▶ RECORDS FOR THIS TASK
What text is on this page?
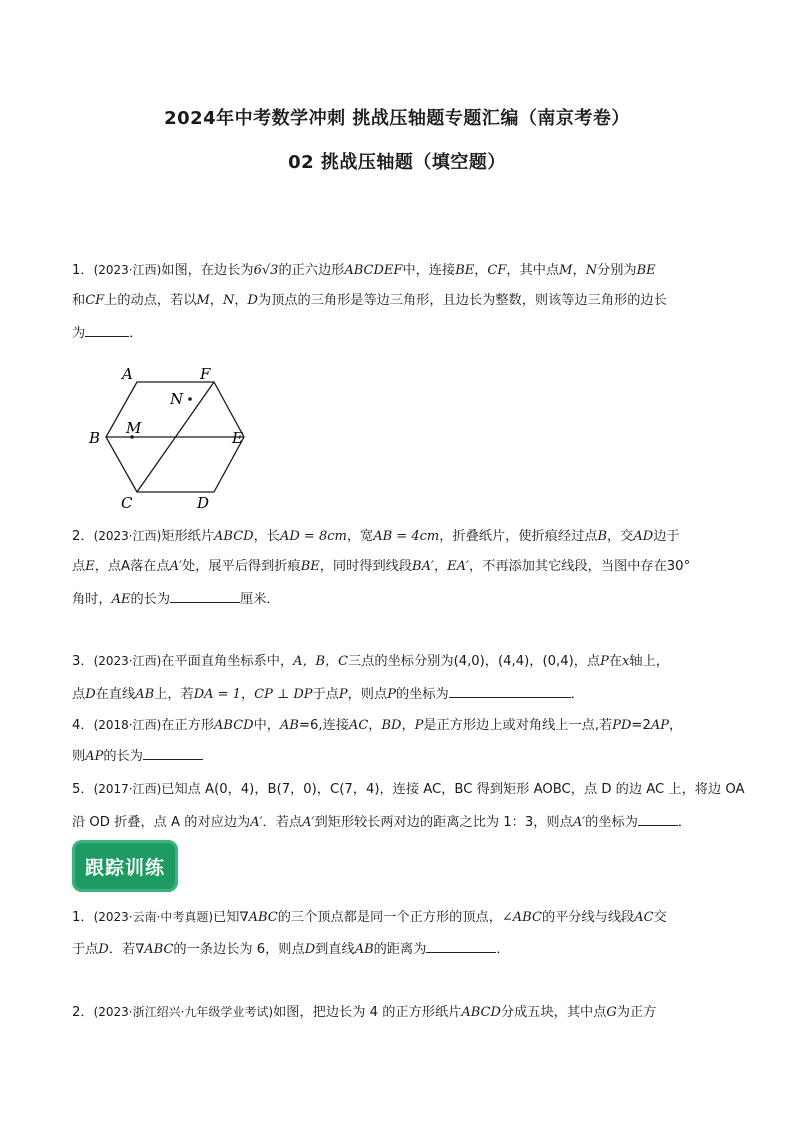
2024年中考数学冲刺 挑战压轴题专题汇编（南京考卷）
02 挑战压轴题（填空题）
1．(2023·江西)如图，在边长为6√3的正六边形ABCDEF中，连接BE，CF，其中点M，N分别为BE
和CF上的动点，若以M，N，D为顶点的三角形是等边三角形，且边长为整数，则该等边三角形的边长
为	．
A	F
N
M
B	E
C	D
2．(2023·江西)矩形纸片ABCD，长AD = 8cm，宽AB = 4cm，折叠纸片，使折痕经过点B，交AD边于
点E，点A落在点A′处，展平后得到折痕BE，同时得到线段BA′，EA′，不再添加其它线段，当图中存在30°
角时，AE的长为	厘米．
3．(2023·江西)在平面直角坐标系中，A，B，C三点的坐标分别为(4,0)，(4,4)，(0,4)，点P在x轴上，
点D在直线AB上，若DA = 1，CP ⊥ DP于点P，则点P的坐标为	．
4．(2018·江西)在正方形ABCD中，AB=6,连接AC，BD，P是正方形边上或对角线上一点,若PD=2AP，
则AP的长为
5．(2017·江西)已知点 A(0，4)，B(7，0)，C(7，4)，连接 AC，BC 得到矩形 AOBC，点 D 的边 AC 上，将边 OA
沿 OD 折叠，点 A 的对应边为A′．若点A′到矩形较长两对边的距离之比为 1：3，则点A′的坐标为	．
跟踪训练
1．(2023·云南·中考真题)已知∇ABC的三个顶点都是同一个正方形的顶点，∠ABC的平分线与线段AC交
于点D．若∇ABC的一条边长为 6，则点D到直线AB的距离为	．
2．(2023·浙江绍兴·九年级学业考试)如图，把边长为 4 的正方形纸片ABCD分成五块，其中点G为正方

▶ AIM OF THE TASK
Copy every record character for character. Skip the pictures.

▶ TASK RESULT
What text is on this page?
2024年中考数学冲刺 挑战压轴题专题汇编（南京考卷）
02 挑战压轴题（填空题）
1．(2023·江西)如图，在边长为6√3的正六边形ABCDEF中，连接BE，CF，其中点M，N分别为BE
和CF上的动点，若以M，N，D为顶点的三角形是等边三角形，且边长为整数，则该等边三角形的边长
为	．
A	F
N
M
B	E
C	D
2．(2023·江西)矩形纸片ABCD，长AD = 8cm，宽AB = 4cm，折叠纸片，使折痕经过点B，交AD边于
点E，点A落在点A′处，展平后得到折痕BE，同时得到线段BA′，EA′，不再添加其它线段，当图中存在30°
角时，AE的长为	厘米．
3．(2023·江西)在平面直角坐标系中，A，B，C三点的坐标分别为(4,0)，(4,4)，(0,4)，点P在x轴上，
点D在直线AB上，若DA = 1，CP ⊥ DP于点P，则点P的坐标为	．
4．(2018·江西)在正方形ABCD中，AB=6,连接AC，BD，P是正方形边上或对角线上一点,若PD=2AP，
则AP的长为
5．(2017·江西)已知点 A(0，4)，B(7，0)，C(7，4)，连接 AC，BC 得到矩形 AOBC，点 D 的边 AC 上，将边 OA
沿 OD 折叠，点 A 的对应边为A′．若点A′到矩形较长两对边的距离之比为 1：3，则点A′的坐标为	．
跟踪训练
1．(2023·云南·中考真题)已知∇ABC的三个顶点都是同一个正方形的顶点，∠ABC的平分线与线段AC交
于点D．若∇ABC的一条边长为 6，则点D到直线AB的距离为	．
2．(2023·浙江绍兴·九年级学业考试)如图，把边长为 4 的正方形纸片ABCD分成五块，其中点G为正方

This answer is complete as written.